▸ **The task**:
Copy every entry exactly.

---------- Source records

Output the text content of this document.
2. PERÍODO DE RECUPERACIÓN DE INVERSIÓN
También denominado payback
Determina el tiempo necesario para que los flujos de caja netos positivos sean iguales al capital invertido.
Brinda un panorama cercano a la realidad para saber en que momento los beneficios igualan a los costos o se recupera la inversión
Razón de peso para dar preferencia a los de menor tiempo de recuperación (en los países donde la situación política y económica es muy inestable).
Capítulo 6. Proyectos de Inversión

--------------------

▸ **Task response**:
Output the text content of this document.
2. PERÍODO DE RECUPERACIÓN DE INVERSIÓN
También denominado payback
Determina el tiempo necesario para que los flujos de caja netos positivos sean iguales al capital invertido.
Brinda un panorama cercano a la realidad para saber en que momento los beneficios igualan a los costos o se recupera la inversión
Razón de peso para dar preferencia a los de menor tiempo de recuperación (en los países donde la situación política y económica es muy inestable).
Capítulo 6. Proyectos de Inversión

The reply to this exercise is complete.